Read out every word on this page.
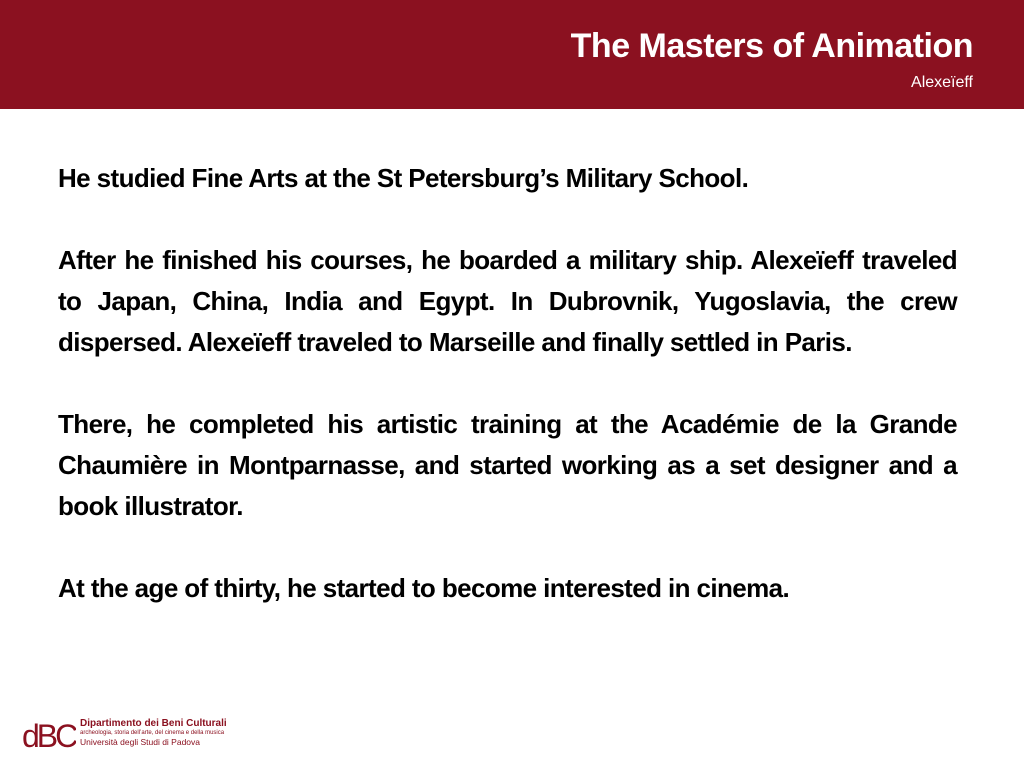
The Masters of Animation
Alexeïeff

He studied Fine Arts at the St Petersburg’s Military School.

After he finished his courses, he boarded a military ship. Alexeïeff traveled to Japan, China, India and Egypt. In Dubrovnik, Yugoslavia, the crew dispersed. Alexeïeff traveled to Marseille and finally settled in Paris.

There, he completed his artistic training at the Académie de la Grande Chaumière in Montparnasse, and started working as a set designer and a book illustrator.

At the age of thirty, he started to become interested in cinema.

dBC Dipartimento dei Beni Culturali
archeologia, storia dell’arte, del cinema e della musica
Università degli Studi di Padova
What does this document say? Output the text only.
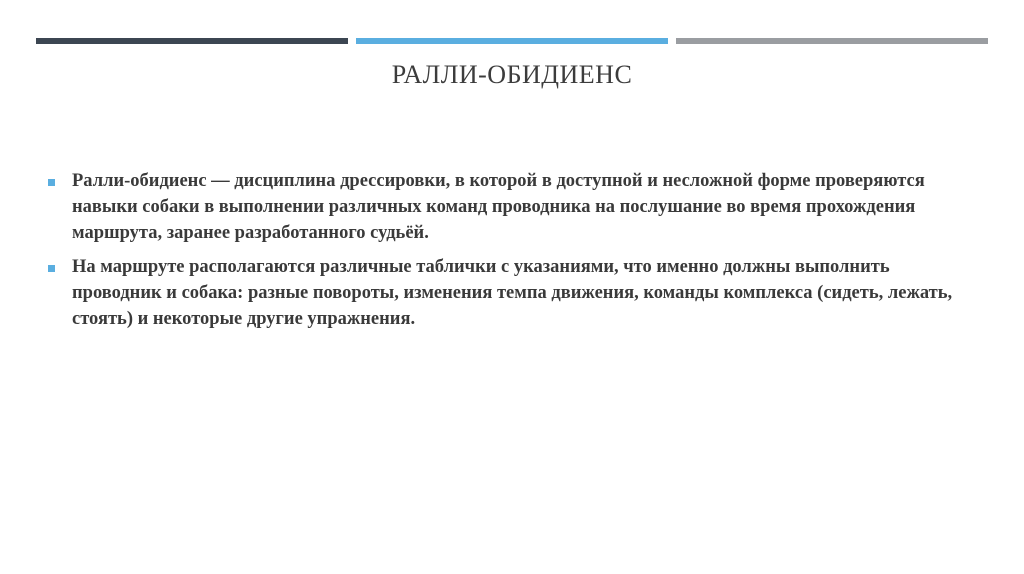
РАЛЛИ-ОБИДИЕНС
Ралли-обидиенс — дисциплина дрессировки, в которой в доступной и несложной форме проверяются навыки собаки в выполнении различных команд проводника на послушание во время прохождения маршрута, заранее разработанного судьёй.
На маршруте располагаются различные таблички с указаниями, что именно должны выполнить проводник и собака: разные повороты, изменения темпа движения, команды комплекса (сидеть, лежать, стоять) и некоторые другие упражнения.
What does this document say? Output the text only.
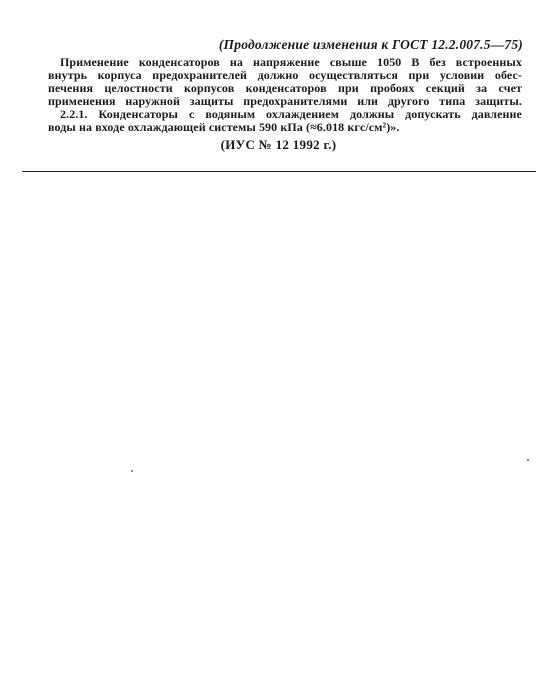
(Продолжение изменения к ГОСТ 12.2.007.5—75)
Применение конденсаторов на напряжение свыше 1050 В без встроенных
внутрь корпуса предохранителей должно осуществляться при условии обес-
печения целостности корпусов конденсаторов при пробоях секций за счет
применения наружной защиты предохранителями или другого типа защиты.
2.2.1. Конденсаторы с водяным охлаждением должны допускать давление
воды на входе охлаждающей системы 590 кПа (≈6.018 кгс/см²)».
(ИУС № 12 1992 г.)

■ ■ ■ ■ ■

The records above should be reproduced exactly, with no pictures included.

The answer:
Read out every word on this page.
The Masters of Animation
Alexeïeff

He studied Fine Arts at the St Petersburg’s Military School.

After he finished his courses, he boarded a military ship. Alexeïeff traveled to Japan, China, India and Egypt. In Dubrovnik, Yugoslavia, the crew dispersed. Alexeïeff traveled to Marseille and finally settled in Paris.

There, he completed his artistic training at the Académie de la Grande Chaumière in Montparnasse, and started working as a set designer and a book illustrator.

At the age of thirty, he started to become interested in cinema.

dBC Dipartimento dei Beni Culturali
archeologia, storia dell’arte, del cinema e della musica
Università degli Studi di Padova
What does this document say? Output the text only.
РАЛЛИ-ОБИДИЕНС
Ралли-обидиенс — дисциплина дрессировки, в которой в доступной и несложной форме проверяются навыки собаки в выполнении различных команд проводника на послушание во время прохождения маршрута, заранее разработанного судьёй.
На маршруте располагаются различные таблички с указаниями, что именно должны выполнить проводник и собака: разные повороты, изменения темпа движения, команды комплекса (сидеть, лежать, стоять) и некоторые другие упражнения.
What does this document say? Output the text only.
(Продолжение изменения к ГОСТ 12.2.007.5—75)
Применение конденсаторов на напряжение свыше 1050 В без встроенных
внутрь корпуса предохранителей должно осуществляться при условии обес-
печения целостности корпусов конденсаторов при пробоях секций за счет
применения наружной защиты предохранителями или другого типа защиты.
2.2.1. Конденсаторы с водяным охлаждением должны допускать давление
воды на входе охлаждающей системы 590 кПа (≈6.018 кгс/см²)».
(ИУС № 12 1992 г.)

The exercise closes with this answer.